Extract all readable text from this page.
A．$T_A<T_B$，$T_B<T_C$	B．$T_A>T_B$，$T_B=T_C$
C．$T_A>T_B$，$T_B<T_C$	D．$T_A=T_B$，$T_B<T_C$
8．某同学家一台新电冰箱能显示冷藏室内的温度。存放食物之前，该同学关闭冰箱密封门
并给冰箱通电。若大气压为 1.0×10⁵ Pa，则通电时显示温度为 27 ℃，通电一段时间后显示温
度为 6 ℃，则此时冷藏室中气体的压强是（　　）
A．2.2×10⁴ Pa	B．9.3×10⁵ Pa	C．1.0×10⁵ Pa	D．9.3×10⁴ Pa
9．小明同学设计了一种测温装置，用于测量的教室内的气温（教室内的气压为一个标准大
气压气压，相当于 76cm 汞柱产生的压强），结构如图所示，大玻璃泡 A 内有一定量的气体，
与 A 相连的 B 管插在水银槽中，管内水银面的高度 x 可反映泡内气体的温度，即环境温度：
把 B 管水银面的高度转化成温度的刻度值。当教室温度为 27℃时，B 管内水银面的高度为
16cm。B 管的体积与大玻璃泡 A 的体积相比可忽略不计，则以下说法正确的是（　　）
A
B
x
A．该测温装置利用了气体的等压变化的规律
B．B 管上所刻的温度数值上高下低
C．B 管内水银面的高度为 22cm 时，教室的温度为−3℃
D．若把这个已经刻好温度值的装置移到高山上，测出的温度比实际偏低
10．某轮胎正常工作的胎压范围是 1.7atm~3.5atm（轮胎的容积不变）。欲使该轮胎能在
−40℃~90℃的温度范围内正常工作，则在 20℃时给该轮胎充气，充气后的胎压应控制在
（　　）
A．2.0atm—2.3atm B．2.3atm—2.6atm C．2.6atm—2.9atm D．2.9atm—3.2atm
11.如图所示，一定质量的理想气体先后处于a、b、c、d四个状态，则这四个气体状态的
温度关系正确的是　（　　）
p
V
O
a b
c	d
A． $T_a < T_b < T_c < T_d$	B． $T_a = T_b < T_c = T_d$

..............................

Task directions:
Transcribe the records above exactly as they appear.

Final result:
Extract all readable text from this page.
A．$T_A<T_B$，$T_B<T_C$	B．$T_A>T_B$，$T_B=T_C$
C．$T_A>T_B$，$T_B<T_C$	D．$T_A=T_B$，$T_B<T_C$
8．某同学家一台新电冰箱能显示冷藏室内的温度。存放食物之前，该同学关闭冰箱密封门
并给冰箱通电。若大气压为 1.0×10⁵ Pa，则通电时显示温度为 27 ℃，通电一段时间后显示温
度为 6 ℃，则此时冷藏室中气体的压强是（　　）
A．2.2×10⁴ Pa	B．9.3×10⁵ Pa	C．1.0×10⁵ Pa	D．9.3×10⁴ Pa
9．小明同学设计了一种测温装置，用于测量的教室内的气温（教室内的气压为一个标准大
气压气压，相当于 76cm 汞柱产生的压强），结构如图所示，大玻璃泡 A 内有一定量的气体，
与 A 相连的 B 管插在水银槽中，管内水银面的高度 x 可反映泡内气体的温度，即环境温度：
把 B 管水银面的高度转化成温度的刻度值。当教室温度为 27℃时，B 管内水银面的高度为
16cm。B 管的体积与大玻璃泡 A 的体积相比可忽略不计，则以下说法正确的是（　　）
A
B
x
A．该测温装置利用了气体的等压变化的规律
B．B 管上所刻的温度数值上高下低
C．B 管内水银面的高度为 22cm 时，教室的温度为−3℃
D．若把这个已经刻好温度值的装置移到高山上，测出的温度比实际偏低
10．某轮胎正常工作的胎压范围是 1.7atm~3.5atm（轮胎的容积不变）。欲使该轮胎能在
−40℃~90℃的温度范围内正常工作，则在 20℃时给该轮胎充气，充气后的胎压应控制在
（　　）
A．2.0atm—2.3atm B．2.3atm—2.6atm C．2.6atm—2.9atm D．2.9atm—3.2atm
11.如图所示，一定质量的理想气体先后处于a、b、c、d四个状态，则这四个气体状态的
温度关系正确的是　（　　）
p
V
O
a b
c	d
A． $T_a < T_b < T_c < T_d$	B． $T_a = T_b < T_c = T_d$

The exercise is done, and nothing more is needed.